* _Work to do_: State how many lines hold the word "Rímac", with no other words.

* _Recorded information_:

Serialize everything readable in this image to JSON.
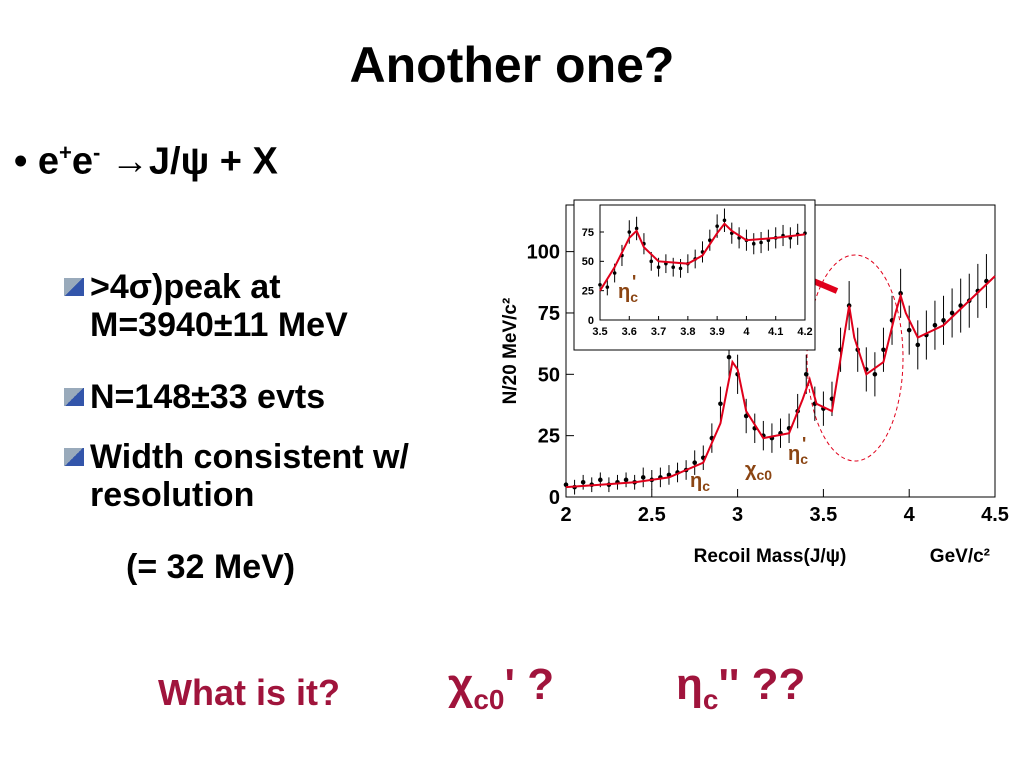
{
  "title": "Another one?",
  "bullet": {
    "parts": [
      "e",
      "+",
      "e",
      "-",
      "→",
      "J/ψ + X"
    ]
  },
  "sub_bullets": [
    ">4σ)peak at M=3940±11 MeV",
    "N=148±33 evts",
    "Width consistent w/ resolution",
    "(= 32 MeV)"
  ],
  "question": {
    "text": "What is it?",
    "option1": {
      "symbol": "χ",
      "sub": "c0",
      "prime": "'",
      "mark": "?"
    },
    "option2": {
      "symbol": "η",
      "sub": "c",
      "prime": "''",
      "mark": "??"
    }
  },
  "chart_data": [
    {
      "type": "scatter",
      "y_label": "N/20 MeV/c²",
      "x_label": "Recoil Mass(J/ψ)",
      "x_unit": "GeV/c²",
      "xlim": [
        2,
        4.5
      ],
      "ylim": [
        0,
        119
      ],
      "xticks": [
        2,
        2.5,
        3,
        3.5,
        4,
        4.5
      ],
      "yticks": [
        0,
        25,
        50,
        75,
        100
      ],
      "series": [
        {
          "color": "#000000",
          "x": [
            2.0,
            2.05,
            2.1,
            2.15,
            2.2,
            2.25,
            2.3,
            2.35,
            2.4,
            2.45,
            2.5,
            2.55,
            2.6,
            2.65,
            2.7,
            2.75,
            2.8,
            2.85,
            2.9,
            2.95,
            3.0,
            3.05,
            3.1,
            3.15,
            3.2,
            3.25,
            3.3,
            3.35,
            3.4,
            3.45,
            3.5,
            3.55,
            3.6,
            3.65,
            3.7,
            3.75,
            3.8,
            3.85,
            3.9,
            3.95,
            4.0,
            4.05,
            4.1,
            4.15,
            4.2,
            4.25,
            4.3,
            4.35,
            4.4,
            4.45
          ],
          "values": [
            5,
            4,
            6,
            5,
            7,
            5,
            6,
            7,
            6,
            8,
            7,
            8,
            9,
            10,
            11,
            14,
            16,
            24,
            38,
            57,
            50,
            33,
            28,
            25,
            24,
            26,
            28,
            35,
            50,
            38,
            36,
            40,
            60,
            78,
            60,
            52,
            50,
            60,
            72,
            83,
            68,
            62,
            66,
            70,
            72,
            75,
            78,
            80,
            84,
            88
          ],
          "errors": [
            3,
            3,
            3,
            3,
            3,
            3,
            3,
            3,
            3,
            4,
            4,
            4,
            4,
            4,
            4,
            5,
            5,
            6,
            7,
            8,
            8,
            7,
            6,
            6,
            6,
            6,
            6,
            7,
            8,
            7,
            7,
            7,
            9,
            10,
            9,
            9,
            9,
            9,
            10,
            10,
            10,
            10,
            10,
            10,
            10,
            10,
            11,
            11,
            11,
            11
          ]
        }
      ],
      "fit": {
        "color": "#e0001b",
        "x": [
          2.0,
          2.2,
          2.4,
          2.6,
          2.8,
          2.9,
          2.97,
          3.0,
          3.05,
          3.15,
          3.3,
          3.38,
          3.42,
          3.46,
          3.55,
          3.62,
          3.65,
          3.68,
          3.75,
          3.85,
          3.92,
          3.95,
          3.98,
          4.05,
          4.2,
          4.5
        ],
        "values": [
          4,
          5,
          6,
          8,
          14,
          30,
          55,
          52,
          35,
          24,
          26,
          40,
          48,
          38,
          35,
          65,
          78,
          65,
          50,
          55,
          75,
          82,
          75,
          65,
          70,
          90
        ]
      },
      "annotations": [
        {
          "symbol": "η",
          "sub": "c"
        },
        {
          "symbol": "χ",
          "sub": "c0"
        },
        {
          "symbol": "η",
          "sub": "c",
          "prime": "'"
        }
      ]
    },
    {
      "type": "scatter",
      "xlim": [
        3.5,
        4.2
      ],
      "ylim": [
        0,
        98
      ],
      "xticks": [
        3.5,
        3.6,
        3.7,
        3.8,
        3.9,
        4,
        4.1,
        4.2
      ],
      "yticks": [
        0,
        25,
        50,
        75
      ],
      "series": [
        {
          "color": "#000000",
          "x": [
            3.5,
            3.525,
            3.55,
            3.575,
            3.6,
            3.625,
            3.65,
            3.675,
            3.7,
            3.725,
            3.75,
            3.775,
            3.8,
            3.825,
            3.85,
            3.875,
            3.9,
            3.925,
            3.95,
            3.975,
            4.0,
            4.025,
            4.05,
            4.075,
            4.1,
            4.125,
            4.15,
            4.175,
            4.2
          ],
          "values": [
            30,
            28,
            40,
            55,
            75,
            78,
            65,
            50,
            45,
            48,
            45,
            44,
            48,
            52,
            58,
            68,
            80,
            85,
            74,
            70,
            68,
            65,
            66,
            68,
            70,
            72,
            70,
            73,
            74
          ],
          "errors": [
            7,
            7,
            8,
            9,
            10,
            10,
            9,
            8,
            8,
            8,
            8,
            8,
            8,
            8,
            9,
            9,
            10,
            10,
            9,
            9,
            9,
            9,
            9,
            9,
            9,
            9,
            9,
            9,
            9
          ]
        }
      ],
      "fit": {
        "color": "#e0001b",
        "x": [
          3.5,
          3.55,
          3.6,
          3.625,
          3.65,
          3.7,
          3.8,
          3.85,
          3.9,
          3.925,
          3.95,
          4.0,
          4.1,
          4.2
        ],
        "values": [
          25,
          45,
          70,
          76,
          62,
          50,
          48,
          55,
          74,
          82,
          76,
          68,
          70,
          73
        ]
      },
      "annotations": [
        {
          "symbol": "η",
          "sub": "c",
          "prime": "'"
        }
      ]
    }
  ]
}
--
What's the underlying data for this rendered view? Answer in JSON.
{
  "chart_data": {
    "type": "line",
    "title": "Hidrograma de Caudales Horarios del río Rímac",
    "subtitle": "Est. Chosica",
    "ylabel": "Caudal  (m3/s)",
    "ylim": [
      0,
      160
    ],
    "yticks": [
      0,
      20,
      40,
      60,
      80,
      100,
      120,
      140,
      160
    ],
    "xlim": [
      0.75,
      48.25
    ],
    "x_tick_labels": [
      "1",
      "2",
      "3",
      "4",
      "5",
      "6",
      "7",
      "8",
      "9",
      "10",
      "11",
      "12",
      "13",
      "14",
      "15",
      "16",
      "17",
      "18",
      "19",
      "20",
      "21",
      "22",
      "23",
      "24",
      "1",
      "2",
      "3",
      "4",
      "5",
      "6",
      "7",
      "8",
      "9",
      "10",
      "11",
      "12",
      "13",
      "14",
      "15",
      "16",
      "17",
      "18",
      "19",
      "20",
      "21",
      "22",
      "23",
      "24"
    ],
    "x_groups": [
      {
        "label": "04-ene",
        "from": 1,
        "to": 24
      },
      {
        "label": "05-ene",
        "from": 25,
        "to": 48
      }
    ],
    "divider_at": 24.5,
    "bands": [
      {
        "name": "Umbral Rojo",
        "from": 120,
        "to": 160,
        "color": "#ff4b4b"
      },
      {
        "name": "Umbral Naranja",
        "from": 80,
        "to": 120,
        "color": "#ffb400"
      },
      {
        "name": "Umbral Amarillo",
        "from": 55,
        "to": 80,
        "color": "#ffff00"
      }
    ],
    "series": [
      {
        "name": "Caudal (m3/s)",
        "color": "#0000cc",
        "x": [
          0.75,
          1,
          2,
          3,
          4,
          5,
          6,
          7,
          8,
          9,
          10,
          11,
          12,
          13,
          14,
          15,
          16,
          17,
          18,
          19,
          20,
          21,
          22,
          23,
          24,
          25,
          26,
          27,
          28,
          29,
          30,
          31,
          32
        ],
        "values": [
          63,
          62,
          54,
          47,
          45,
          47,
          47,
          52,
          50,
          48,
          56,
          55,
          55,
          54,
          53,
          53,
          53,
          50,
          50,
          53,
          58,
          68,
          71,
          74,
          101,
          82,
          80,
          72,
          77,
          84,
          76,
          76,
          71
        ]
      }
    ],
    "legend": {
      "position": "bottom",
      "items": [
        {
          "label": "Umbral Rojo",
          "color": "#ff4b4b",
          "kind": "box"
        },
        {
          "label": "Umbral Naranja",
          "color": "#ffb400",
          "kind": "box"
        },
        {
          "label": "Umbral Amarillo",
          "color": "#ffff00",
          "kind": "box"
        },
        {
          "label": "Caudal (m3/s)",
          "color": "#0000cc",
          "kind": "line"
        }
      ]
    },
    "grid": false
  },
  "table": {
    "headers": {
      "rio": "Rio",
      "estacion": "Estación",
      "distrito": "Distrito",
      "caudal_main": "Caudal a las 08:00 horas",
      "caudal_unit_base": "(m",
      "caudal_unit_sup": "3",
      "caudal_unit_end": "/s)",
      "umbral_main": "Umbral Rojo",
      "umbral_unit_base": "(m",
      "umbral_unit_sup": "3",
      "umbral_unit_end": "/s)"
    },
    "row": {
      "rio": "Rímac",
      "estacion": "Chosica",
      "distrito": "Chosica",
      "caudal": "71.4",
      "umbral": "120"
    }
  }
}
--
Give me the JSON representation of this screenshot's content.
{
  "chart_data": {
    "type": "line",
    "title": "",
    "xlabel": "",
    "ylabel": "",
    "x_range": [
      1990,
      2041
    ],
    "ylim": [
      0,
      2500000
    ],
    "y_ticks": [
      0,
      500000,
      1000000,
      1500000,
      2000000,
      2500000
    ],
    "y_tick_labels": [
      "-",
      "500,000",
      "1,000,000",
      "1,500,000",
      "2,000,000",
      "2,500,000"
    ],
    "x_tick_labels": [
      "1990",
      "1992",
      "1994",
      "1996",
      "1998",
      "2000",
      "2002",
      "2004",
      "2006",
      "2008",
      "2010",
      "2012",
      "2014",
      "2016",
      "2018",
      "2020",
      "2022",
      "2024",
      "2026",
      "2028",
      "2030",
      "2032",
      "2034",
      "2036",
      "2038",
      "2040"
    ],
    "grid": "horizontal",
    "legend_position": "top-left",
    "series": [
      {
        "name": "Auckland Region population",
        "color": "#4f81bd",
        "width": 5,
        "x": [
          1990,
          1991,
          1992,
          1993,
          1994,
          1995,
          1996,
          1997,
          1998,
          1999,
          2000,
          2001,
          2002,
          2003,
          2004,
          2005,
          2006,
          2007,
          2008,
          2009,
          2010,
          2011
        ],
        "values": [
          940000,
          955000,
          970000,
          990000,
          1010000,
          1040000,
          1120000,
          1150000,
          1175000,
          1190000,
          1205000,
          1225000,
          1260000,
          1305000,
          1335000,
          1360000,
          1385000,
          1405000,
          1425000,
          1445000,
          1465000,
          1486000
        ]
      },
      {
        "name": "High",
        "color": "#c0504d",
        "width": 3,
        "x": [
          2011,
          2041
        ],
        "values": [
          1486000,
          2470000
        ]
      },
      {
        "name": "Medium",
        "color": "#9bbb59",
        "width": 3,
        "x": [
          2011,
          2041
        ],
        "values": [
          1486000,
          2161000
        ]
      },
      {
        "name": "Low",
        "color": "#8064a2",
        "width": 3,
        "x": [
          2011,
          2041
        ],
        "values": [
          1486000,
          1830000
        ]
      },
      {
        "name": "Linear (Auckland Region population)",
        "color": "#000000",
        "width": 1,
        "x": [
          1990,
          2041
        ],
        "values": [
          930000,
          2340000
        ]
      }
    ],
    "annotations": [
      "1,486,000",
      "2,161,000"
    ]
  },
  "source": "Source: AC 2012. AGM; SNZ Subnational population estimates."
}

* _Response_: 2